(Collected data entries)
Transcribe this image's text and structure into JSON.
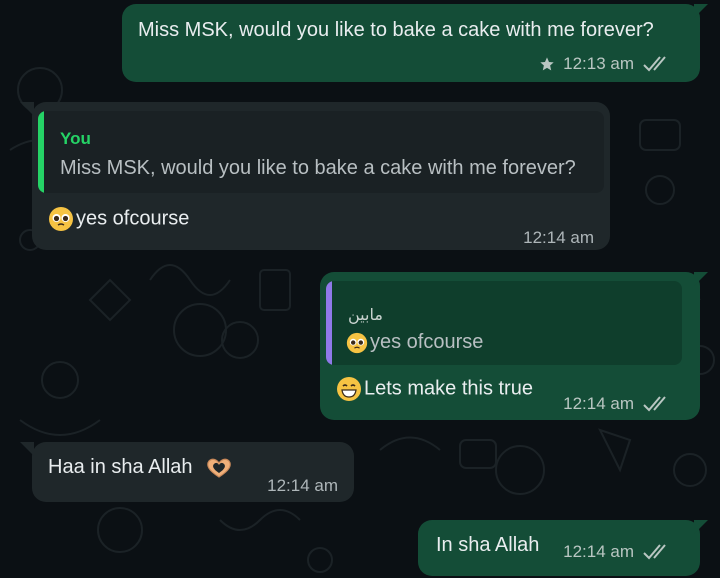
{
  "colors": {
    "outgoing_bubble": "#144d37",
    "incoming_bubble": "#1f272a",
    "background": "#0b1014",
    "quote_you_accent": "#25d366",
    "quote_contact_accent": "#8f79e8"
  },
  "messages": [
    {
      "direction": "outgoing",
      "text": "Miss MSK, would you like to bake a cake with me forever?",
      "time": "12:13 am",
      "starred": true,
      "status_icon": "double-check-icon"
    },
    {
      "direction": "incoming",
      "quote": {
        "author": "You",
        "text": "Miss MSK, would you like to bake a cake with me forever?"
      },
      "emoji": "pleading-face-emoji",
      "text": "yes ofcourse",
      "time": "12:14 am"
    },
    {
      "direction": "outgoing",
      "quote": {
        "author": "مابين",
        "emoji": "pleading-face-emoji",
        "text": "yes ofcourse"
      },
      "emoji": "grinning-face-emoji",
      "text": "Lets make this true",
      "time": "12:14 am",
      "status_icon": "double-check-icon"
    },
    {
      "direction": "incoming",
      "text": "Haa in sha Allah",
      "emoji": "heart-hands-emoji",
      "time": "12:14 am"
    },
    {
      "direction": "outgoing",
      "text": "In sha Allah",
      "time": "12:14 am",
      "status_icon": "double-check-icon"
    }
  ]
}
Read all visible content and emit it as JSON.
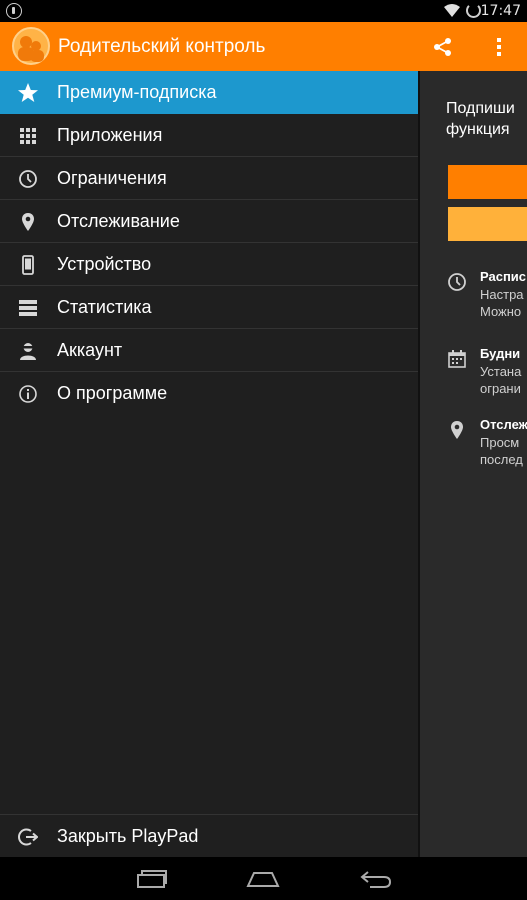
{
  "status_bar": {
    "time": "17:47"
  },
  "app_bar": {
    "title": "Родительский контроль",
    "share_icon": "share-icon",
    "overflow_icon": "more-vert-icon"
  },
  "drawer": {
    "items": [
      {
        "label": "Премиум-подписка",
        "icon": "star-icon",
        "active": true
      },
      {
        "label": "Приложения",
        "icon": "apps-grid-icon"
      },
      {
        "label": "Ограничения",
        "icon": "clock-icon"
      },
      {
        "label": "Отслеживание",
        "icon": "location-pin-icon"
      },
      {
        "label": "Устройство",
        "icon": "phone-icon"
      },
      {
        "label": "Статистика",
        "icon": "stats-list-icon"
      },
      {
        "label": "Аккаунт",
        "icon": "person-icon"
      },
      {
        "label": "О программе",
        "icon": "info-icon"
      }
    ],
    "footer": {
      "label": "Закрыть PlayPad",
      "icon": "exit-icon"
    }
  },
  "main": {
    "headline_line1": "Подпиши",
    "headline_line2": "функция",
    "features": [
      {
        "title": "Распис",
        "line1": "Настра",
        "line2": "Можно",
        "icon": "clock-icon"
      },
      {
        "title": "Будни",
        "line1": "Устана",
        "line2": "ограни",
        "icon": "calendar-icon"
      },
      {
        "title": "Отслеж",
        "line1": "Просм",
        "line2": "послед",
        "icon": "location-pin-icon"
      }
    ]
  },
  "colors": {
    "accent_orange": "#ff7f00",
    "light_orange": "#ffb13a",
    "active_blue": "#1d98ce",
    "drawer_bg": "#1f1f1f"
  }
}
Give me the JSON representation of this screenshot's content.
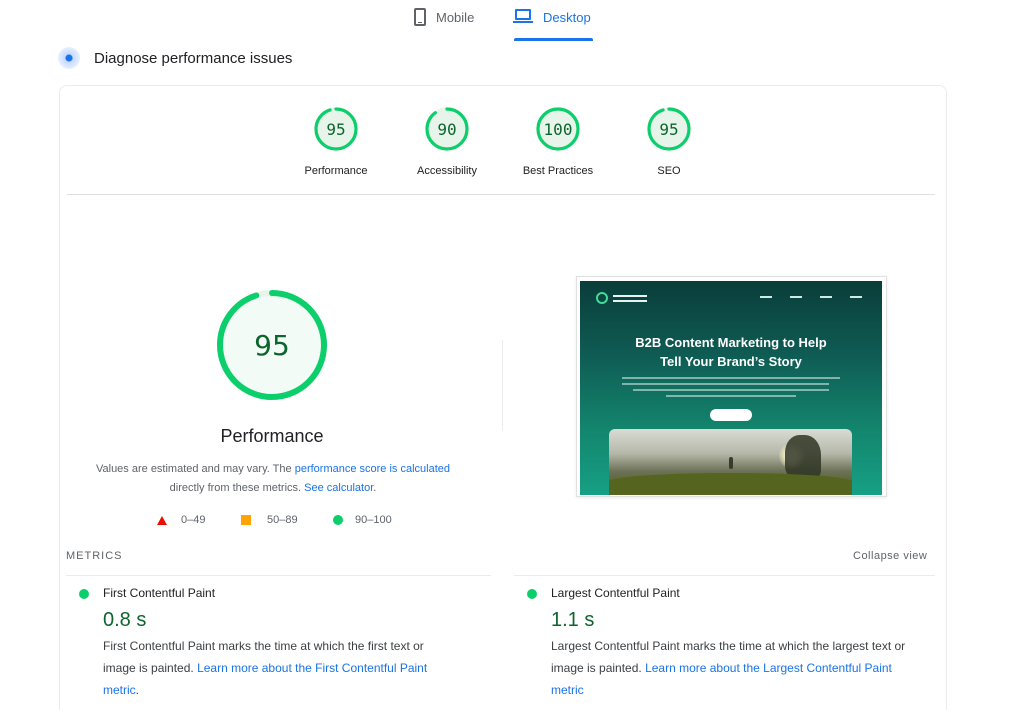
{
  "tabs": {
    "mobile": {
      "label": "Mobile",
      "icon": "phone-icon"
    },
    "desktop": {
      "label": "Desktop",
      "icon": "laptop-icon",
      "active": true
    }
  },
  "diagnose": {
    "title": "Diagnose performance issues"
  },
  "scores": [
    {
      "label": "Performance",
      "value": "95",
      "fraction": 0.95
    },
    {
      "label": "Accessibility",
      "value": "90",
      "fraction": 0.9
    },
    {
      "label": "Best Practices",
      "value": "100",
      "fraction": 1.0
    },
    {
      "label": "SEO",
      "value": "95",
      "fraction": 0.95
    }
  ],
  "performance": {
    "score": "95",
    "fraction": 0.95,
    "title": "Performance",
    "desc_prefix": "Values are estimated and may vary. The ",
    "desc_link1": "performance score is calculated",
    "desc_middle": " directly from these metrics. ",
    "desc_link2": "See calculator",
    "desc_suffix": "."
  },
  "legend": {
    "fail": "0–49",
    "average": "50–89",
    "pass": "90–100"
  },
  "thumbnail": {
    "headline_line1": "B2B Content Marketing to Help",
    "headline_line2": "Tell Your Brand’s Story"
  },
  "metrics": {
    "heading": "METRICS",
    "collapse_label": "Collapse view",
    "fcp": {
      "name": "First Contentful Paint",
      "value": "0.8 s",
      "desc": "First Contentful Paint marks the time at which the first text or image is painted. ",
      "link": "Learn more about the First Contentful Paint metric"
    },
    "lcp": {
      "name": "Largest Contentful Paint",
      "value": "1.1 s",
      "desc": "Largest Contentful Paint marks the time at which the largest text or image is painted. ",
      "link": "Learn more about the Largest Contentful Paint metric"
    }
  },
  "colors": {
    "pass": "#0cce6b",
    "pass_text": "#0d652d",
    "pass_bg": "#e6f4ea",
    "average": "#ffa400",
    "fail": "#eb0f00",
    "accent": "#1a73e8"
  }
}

Challenge:
Find the lines containing "Learn" and list every one of them.

Exercise result:
      "link": "Learn more about the First Contentful Paint metric"
      "link": "Learn more about the Largest Contentful Paint metric"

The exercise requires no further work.